• [Study questions]:
**a)** Answer these from the post about the Toxic Towers case:
(i) On what date did the Supreme Court deny the writ of certiorari?
(ii) Under which heading is the post filed?
(iii) What one reason does the post give for being shut out of the federal judicial process?
**b)** Write the next part of the post about the Toxic Towers case, picking up after its final sentence.

• [Excerpt]:
Today the Supreme Court of the United States unceremoniously informed us that on February 22, 2005, it denied a writ of certiorari for U.S.ex rel. Tingley v. 900 Monroe, Case No. 04-886. So we've reached a dead-end with this particular process to hold the polluters and their cohorts responsible for the Toxic Towers illegal dumping scandal. Fortunately other avenues for accountability remain.
Nonetheless, this is an injustice if for no other reason than the court record will permanently reflect U.S. District Court Judge Robert Bell's intemperate calumny of us and our cause. In fact, I'm filing this post under "The Guild" because I believe this injustice has more to do with the defects of the judicial system in this country than the substance of our complaint against the Toxic Towers polluters.
We were shut out of the federal judicial process for one reason and one reason alone: We had the temerity to circumvent the bar and represent our complaint on our own. Whatever the merit of the old saw that a man who represents himself has a fool for a client, the law does not exist as a full-employment program for attorneys. The fact that judges are more comfortable handling lawyers than ordinary pro se citizens is not a legitimate reason to raise the hurdles unrepresented parties must clear to access the courts. The right to seek redress is primary; whether or not that right is sought through a mouthpiece should have no bearing.

• [Given records]:
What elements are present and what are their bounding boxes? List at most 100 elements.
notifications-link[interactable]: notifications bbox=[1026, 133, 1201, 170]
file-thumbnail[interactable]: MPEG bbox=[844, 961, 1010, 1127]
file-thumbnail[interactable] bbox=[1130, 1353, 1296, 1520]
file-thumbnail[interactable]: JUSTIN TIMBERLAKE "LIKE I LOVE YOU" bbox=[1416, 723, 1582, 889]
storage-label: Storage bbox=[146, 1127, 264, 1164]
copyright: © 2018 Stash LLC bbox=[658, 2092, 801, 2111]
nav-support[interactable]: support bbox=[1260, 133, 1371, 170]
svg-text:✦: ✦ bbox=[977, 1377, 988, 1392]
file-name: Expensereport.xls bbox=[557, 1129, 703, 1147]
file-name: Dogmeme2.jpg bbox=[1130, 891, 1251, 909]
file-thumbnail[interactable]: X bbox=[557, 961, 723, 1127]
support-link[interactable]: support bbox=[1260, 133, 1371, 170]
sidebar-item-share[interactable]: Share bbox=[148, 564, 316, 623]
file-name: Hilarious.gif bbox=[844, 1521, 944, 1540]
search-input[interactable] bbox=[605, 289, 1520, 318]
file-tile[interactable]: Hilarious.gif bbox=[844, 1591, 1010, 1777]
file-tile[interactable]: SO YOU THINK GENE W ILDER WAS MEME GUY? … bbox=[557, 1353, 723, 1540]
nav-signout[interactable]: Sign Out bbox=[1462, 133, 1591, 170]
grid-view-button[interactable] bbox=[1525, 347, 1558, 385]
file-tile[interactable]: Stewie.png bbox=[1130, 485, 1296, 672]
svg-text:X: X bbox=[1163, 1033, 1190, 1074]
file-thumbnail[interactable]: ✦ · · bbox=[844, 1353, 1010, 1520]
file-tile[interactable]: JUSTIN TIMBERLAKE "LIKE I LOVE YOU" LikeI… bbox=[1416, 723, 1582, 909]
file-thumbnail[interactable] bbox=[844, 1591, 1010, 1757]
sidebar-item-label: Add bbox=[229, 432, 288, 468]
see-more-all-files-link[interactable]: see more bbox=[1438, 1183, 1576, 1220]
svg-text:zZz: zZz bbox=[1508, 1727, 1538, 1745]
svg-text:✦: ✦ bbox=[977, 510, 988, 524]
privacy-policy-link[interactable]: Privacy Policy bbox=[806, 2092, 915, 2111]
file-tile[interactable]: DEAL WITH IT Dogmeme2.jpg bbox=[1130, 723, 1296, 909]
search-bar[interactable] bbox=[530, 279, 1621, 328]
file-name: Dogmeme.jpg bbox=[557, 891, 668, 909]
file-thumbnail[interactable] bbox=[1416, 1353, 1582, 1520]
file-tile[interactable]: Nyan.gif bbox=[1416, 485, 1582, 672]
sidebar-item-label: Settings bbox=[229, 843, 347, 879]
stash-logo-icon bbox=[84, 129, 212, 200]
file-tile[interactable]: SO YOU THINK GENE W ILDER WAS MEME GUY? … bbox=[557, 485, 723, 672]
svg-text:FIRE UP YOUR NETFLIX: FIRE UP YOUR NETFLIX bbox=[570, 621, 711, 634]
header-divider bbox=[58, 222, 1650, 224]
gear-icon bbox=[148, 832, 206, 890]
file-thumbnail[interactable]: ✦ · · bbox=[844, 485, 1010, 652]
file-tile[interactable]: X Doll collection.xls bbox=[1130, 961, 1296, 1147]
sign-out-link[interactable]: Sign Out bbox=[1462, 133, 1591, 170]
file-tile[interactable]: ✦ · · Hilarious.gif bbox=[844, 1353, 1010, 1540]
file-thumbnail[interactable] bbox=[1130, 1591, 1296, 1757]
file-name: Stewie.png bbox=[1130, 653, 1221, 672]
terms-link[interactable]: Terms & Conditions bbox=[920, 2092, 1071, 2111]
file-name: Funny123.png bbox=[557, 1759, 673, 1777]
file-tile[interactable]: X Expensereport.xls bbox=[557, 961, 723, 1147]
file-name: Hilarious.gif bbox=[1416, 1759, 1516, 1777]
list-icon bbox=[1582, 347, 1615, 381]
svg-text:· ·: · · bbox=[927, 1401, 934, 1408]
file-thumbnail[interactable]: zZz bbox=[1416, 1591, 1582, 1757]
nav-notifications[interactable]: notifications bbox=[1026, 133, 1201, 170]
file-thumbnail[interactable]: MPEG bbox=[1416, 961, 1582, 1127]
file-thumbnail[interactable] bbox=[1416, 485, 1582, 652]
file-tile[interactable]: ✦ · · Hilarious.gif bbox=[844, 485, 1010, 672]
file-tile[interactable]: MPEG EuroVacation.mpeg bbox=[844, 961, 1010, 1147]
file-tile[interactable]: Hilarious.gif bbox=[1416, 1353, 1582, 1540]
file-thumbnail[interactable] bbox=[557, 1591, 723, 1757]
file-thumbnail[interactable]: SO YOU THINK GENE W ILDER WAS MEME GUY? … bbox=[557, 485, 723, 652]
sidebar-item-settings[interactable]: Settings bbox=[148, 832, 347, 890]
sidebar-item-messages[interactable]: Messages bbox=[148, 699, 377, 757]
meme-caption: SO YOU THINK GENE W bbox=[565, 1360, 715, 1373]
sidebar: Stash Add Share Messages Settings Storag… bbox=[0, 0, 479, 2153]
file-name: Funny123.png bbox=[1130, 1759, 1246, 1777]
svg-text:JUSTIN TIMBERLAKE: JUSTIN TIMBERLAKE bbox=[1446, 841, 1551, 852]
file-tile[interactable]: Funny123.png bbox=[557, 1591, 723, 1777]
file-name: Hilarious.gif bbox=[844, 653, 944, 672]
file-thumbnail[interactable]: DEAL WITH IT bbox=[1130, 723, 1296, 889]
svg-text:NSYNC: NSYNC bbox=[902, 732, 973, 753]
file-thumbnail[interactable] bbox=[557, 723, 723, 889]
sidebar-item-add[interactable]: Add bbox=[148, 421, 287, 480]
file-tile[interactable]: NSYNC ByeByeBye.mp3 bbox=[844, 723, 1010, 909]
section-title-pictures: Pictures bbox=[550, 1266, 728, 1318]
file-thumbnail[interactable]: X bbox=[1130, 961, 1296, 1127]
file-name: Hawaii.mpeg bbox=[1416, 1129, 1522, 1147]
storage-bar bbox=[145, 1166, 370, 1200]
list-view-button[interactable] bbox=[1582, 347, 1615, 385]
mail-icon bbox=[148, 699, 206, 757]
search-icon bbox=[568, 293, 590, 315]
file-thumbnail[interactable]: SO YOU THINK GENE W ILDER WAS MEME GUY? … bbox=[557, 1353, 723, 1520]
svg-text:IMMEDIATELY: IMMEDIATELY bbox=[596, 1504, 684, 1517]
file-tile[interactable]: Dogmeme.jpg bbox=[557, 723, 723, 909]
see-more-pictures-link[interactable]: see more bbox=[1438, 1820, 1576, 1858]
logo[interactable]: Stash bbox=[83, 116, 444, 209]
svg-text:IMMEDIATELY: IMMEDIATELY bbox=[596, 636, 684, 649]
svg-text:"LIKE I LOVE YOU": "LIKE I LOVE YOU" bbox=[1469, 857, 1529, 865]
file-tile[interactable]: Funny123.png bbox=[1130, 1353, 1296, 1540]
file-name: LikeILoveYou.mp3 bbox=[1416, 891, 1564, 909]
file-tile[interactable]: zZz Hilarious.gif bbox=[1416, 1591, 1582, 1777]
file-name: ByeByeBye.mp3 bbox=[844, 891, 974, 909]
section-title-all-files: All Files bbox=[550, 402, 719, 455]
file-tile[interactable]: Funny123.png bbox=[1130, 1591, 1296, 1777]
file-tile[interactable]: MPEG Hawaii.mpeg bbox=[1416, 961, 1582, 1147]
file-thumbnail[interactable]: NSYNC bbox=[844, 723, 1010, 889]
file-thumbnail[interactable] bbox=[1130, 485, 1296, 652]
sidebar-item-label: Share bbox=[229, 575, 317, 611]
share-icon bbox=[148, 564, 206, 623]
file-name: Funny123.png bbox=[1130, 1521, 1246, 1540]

• [Answers for each item]:
**a)**
(i) February 22, 2005.
(ii) "The Guild."
(iii) They circumvented the bar and represented their complaint on their own.

**b)**
Nevertheless, many judges do make negative assumptions about cases brought by ordinary individuals rather than through attorneys. They look for technicalities to ignore the substance of the complaint being brought before them. (Judge Bell went to considerable lengths in this regard to boot our case.) Thus, the pro se litigant becomes fodder for docket-clearing. There is no denying that many frivolous and meritless cases are brought pro se, because no lawyer will responsibly file them. The flip side is that many volatile, yet meritorious, cases are never brought to court, because no lawyer in the community will stick his neck out in an unpopular cause. So, the mere absence of a lawyer is no basis for forming any belief about the merit of a lawsuit.
But it happens, and what to do about that? Especially after a biased judge drags your name through the mud and remains utterly unrepentant when shown he had his facts completely wrong? Food for thought.